------ STORED RECORDS

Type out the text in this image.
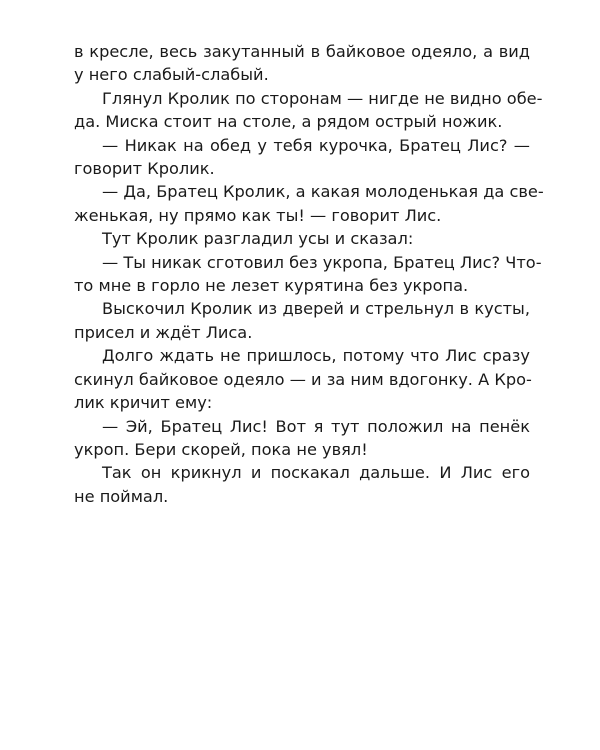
в кресле, весь закутанный в байковое одеяло, а вид
у него слабый-слабый.
Глянул Кролик по сторонам — нигде не видно обе-
да. Миска стоит на столе, а рядом острый ножик.
— Никак на обед у тебя курочка, Братец Лис? —
говорит Кролик.
— Да, Братец Кролик, а какая молоденькая да све-
женькая, ну прямо как ты! — говорит Лис.
Тут Кролик разгладил усы и сказал:
— Ты никак сготовил без укропа, Братец Лис? Что-
то мне в горло не лезет курятина без укропа.
Выскочил Кролик из дверей и стрельнул в кусты,
присел и ждёт Лиса.
Долго ждать не пришлось, потому что Лис сразу
скинул байковое одеяло — и за ним вдогонку. А Кро-
лик кричит ему:
— Эй, Братец Лис! Вот я тут положил на пенёк
укроп. Бери скорей, пока не увял!
Так он крикнул и поскакал дальше. И Лис его
не поймал.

------------

> PROBLEM STATEMENT
From the listing above, copy every line that holds the string "укропа".

> COMPLETE ANSWER
— Ты никак сготовил без укропа, Братец Лис? Что-
то мне в горло не лезет курятина без укропа.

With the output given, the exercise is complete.